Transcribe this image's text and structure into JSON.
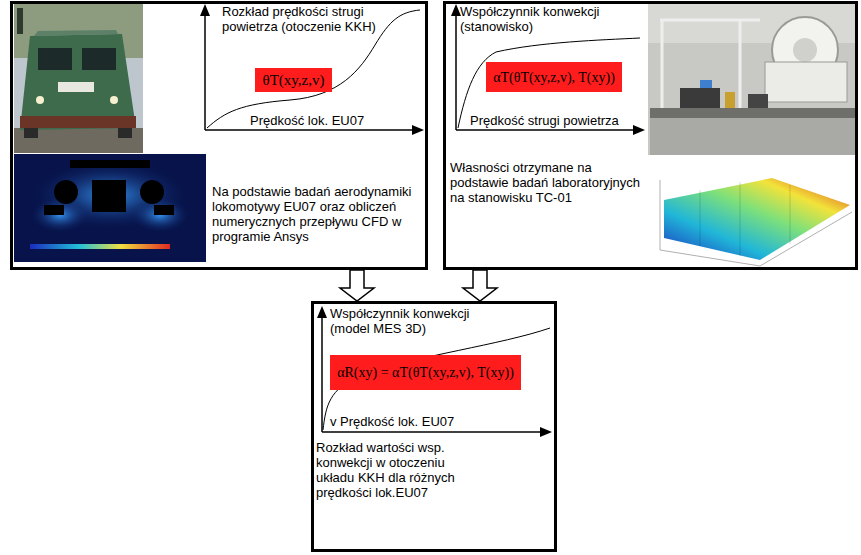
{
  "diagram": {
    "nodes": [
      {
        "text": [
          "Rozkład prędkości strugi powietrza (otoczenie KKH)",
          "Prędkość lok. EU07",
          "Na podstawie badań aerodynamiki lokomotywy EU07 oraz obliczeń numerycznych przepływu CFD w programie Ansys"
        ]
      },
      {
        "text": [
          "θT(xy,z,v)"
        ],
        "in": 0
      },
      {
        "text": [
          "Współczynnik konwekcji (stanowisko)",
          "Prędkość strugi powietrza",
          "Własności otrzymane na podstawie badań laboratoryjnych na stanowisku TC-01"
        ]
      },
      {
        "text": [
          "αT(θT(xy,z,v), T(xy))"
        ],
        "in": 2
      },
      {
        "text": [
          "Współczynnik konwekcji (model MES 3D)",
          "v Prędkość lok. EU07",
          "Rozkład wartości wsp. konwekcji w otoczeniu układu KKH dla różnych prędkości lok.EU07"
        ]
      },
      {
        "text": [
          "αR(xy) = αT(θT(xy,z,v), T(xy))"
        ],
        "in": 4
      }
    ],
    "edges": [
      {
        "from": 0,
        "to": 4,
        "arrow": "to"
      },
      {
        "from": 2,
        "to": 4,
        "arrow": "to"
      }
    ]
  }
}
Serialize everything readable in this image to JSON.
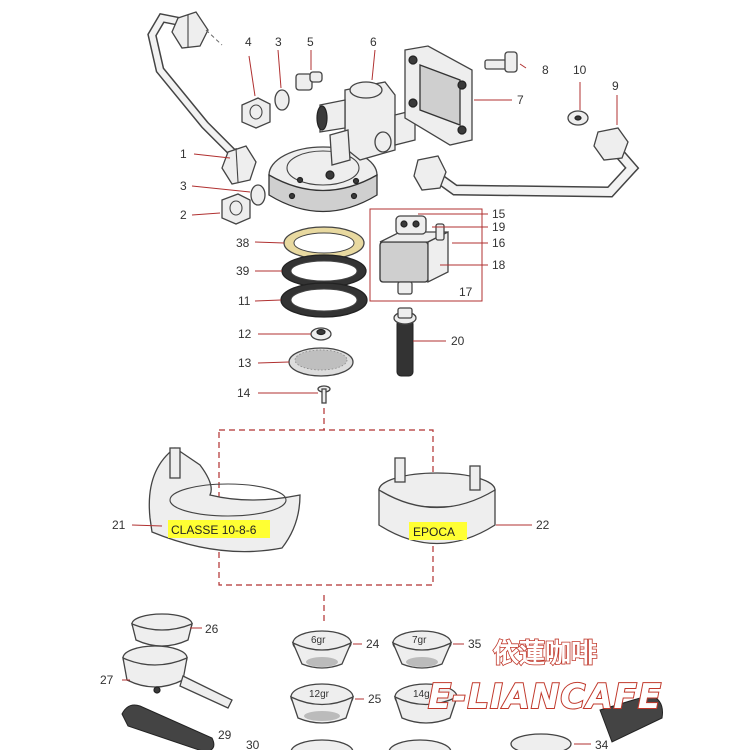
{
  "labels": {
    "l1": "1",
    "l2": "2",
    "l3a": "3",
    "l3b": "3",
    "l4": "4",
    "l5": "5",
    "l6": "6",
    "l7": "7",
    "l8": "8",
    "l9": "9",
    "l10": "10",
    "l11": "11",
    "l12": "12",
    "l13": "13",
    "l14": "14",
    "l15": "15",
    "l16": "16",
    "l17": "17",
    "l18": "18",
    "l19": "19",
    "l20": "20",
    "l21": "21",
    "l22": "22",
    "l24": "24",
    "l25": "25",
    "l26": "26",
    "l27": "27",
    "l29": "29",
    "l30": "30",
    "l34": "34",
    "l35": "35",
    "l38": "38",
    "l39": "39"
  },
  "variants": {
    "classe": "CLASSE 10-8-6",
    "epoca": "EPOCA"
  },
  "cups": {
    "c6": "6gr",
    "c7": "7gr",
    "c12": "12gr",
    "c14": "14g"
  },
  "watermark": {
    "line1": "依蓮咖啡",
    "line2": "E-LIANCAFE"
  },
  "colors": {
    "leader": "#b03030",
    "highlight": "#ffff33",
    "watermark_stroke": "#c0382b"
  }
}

- Written exercise:
Copy out all the records exactly, excluding pictures.

- Task answer:
Transcribe this image's text and structure into JSON.
{
  "diagram": {
    "nodes": [
      {
        "text": [
          "Rozkład prędkości strugi powietrza (otoczenie KKH)",
          "Prędkość lok. EU07",
          "Na podstawie badań aerodynamiki lokomotywy EU07 oraz obliczeń numerycznych przepływu CFD w programie Ansys"
        ]
      },
      {
        "text": [
          "θT(xy,z,v)"
        ],
        "in": 0
      },
      {
        "text": [
          "Współczynnik konwekcji (stanowisko)",
          "Prędkość strugi powietrza",
          "Własności otrzymane na podstawie badań laboratoryjnych na stanowisku TC-01"
        ]
      },
      {
        "text": [
          "αT(θT(xy,z,v), T(xy))"
        ],
        "in": 2
      },
      {
        "text": [
          "Współczynnik konwekcji (model MES 3D)",
          "v Prędkość lok. EU07",
          "Rozkład wartości wsp. konwekcji w otoczeniu układu KKH dla różnych prędkości lok.EU07"
        ]
      },
      {
        "text": [
          "αR(xy) = αT(θT(xy,z,v), T(xy))"
        ],
        "in": 4
      }
    ],
    "edges": [
      {
        "from": 0,
        "to": 4,
        "arrow": "to"
      },
      {
        "from": 2,
        "to": 4,
        "arrow": "to"
      }
    ]
  }
}
Serialize everything readable in this image to JSON.
{
  "labels": {
    "l1": "1",
    "l2": "2",
    "l3a": "3",
    "l3b": "3",
    "l4": "4",
    "l5": "5",
    "l6": "6",
    "l7": "7",
    "l8": "8",
    "l9": "9",
    "l10": "10",
    "l11": "11",
    "l12": "12",
    "l13": "13",
    "l14": "14",
    "l15": "15",
    "l16": "16",
    "l17": "17",
    "l18": "18",
    "l19": "19",
    "l20": "20",
    "l21": "21",
    "l22": "22",
    "l24": "24",
    "l25": "25",
    "l26": "26",
    "l27": "27",
    "l29": "29",
    "l30": "30",
    "l34": "34",
    "l35": "35",
    "l38": "38",
    "l39": "39"
  },
  "variants": {
    "classe": "CLASSE 10-8-6",
    "epoca": "EPOCA"
  },
  "cups": {
    "c6": "6gr",
    "c7": "7gr",
    "c12": "12gr",
    "c14": "14g"
  },
  "watermark": {
    "line1": "依蓮咖啡",
    "line2": "E-LIANCAFE"
  },
  "colors": {
    "leader": "#b03030",
    "highlight": "#ffff33",
    "watermark_stroke": "#c0382b"
  }
}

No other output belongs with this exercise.